==== Extracted entries

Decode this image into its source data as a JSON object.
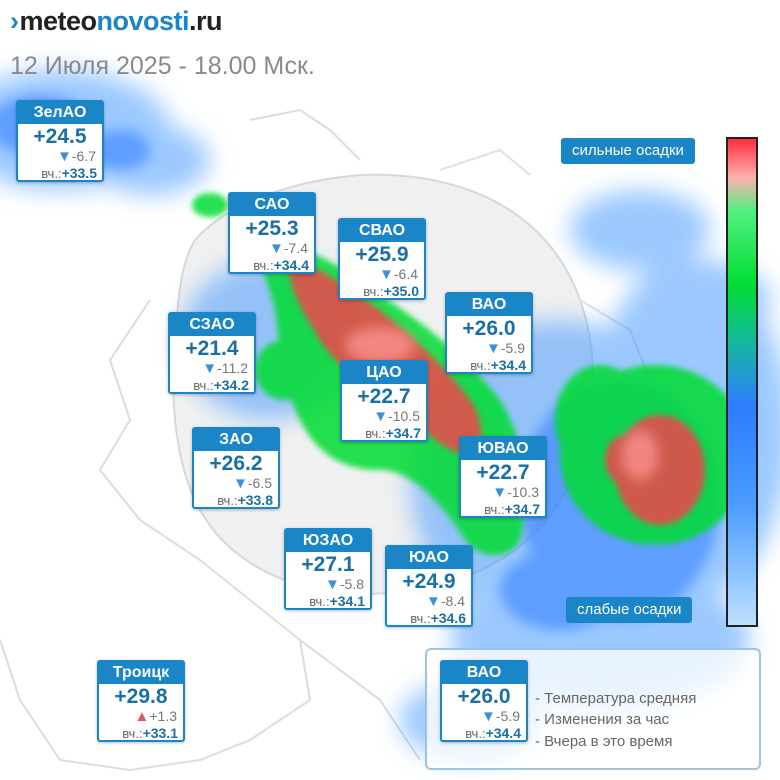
{
  "header": {
    "logo_mark": "›",
    "logo_meteo": "meteo",
    "logo_novosti": "novosti",
    "logo_ru": ".ru",
    "subtitle": "12 Июля 2025 - 18.00 Мск."
  },
  "colors": {
    "accent": "#1a86c8",
    "temp_text": "#1a6fa5",
    "drop_arrow": "#3d8fd6",
    "rise_arrow": "#e05a5a",
    "heavy_precip": "#ff2f3f",
    "medium_precip": "#00dd33",
    "light_precip": "#2f7cff"
  },
  "yesterday_label": "вч.:",
  "districts": [
    {
      "id": "zelao",
      "name": "ЗелАО",
      "temp": "+24.5",
      "delta": "-6.7",
      "dir": "down",
      "yesterday": "+33.5"
    },
    {
      "id": "sao",
      "name": "САО",
      "temp": "+25.3",
      "delta": "-7.4",
      "dir": "down",
      "yesterday": "+34.4"
    },
    {
      "id": "svao",
      "name": "СВАО",
      "temp": "+25.9",
      "delta": "-6.4",
      "dir": "down",
      "yesterday": "+35.0"
    },
    {
      "id": "vao",
      "name": "ВАО",
      "temp": "+26.0",
      "delta": "-5.9",
      "dir": "down",
      "yesterday": "+34.4"
    },
    {
      "id": "szao",
      "name": "СЗАО",
      "temp": "+21.4",
      "delta": "-11.2",
      "dir": "down",
      "yesterday": "+34.2"
    },
    {
      "id": "cao",
      "name": "ЦАО",
      "temp": "+22.7",
      "delta": "-10.5",
      "dir": "down",
      "yesterday": "+34.7"
    },
    {
      "id": "zao",
      "name": "ЗАО",
      "temp": "+26.2",
      "delta": "-6.5",
      "dir": "down",
      "yesterday": "+33.8"
    },
    {
      "id": "yuvao",
      "name": "ЮВАО",
      "temp": "+22.7",
      "delta": "-10.3",
      "dir": "down",
      "yesterday": "+34.7"
    },
    {
      "id": "yuzao",
      "name": "ЮЗАО",
      "temp": "+27.1",
      "delta": "-5.8",
      "dir": "down",
      "yesterday": "+34.1"
    },
    {
      "id": "yuao",
      "name": "ЮАО",
      "temp": "+24.9",
      "delta": "-8.4",
      "dir": "down",
      "yesterday": "+34.6"
    },
    {
      "id": "troick",
      "name": "Троицк",
      "temp": "+29.8",
      "delta": "+1.3",
      "dir": "up",
      "yesterday": "+33.1"
    }
  ],
  "scale": {
    "top_label": "сильные осадки",
    "bottom_label": "слабые осадки"
  },
  "legend": {
    "example": {
      "name": "ВАО",
      "temp": "+26.0",
      "delta": "-5.9",
      "dir": "down",
      "yesterday": "+34.4"
    },
    "line1": "- Температура средняя",
    "line2": "- Изменения за час",
    "line3": "- Вчера в это время"
  }
}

========

# Instruction
Copy out each line that contains the word "delta".

# Written response
      "delta": "-6.7",
      "delta": "-7.4",
      "delta": "-6.4",
      "delta": "-5.9",
      "delta": "-11.2",
      "delta": "-10.5",
      "delta": "-6.5",
      "delta": "-10.3",
      "delta": "-5.8",
      "delta": "-8.4",
      "delta": "+1.3",
      "delta": "-5.9",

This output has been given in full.